▸ GIVEN TASK
Pictures are not part of the copy; repeat everything else in the records exactly.

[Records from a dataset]
^^^^^^^^
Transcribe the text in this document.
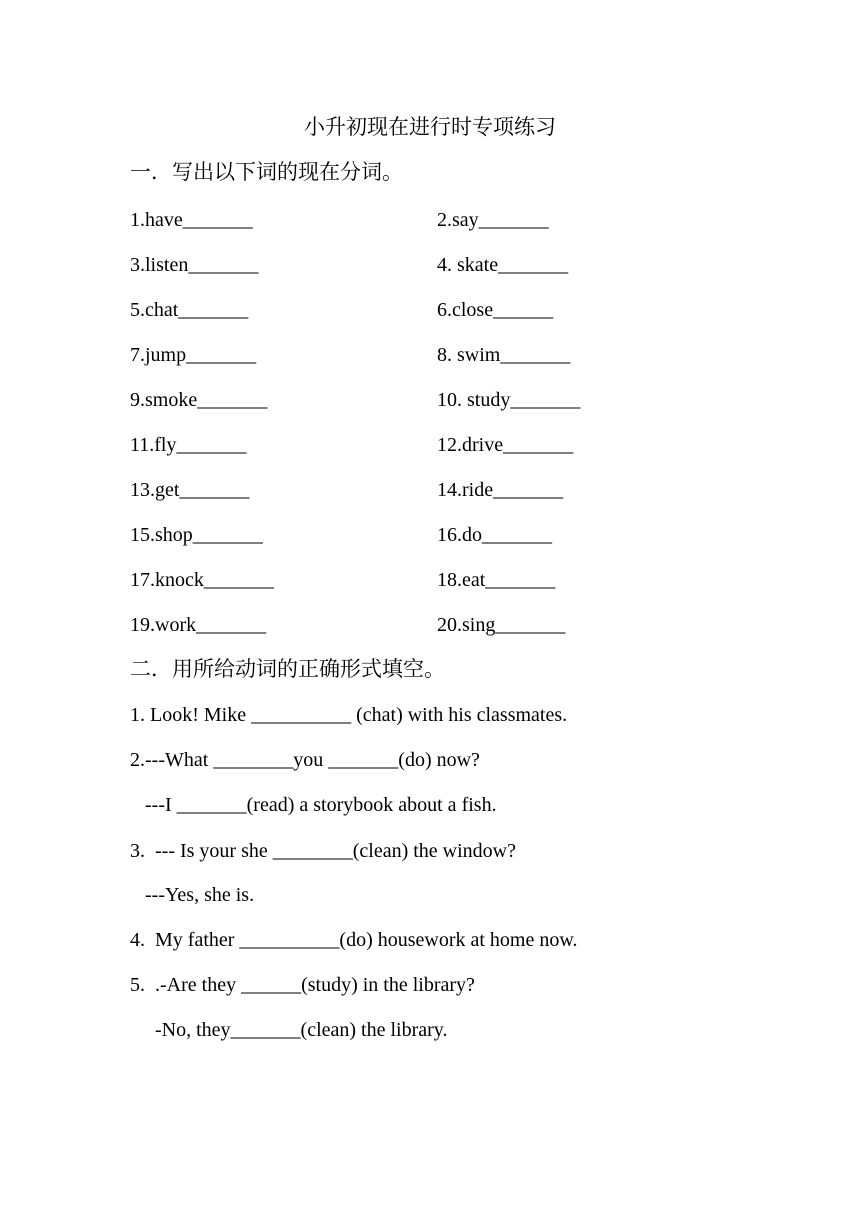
小升初现在进行时专项练习
一．写出以下词的现在分词。
1.have_______	2.say_______
3.listen_______	4. skate_______
5.chat_______	6.close______
7.jump_______	8. swim_______
9.smoke_______	10. study_______
11.fly_______	12.drive_______
13.get_______	14.ride_______
15.shop_______	16.do_______
17.knock_______	18.eat_______
19.work_______	20.sing_______
二．用所给动词的正确形式填空。
1. Look! Mike __________ (chat) with his classmates.
2.---What ________you _______(do) now?
---I _______(read) a storybook about a fish.
3.  --- Is your she ________(clean) the window?
---Yes, she is.
4.  My father __________(do) housework at home now.
5.  .-Are they ______(study) in the library?
-No, they_______(clean) the library.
^^^^^^^^
▸ RESULT
Transcribe the text in this document.
小升初现在进行时专项练习
一．写出以下词的现在分词。
1.have_______	2.say_______
3.listen_______	4. skate_______
5.chat_______	6.close______
7.jump_______	8. swim_______
9.smoke_______	10. study_______
11.fly_______	12.drive_______
13.get_______	14.ride_______
15.shop_______	16.do_______
17.knock_______	18.eat_______
19.work_______	20.sing_______
二．用所给动词的正确形式填空。
1. Look! Mike __________ (chat) with his classmates.
2.---What ________you _______(do) now?
---I _______(read) a storybook about a fish.
3.  --- Is your she ________(clean) the window?
---Yes, she is.
4.  My father __________(do) housework at home now.
5.  .-Are they ______(study) in the library?
-No, they_______(clean) the library.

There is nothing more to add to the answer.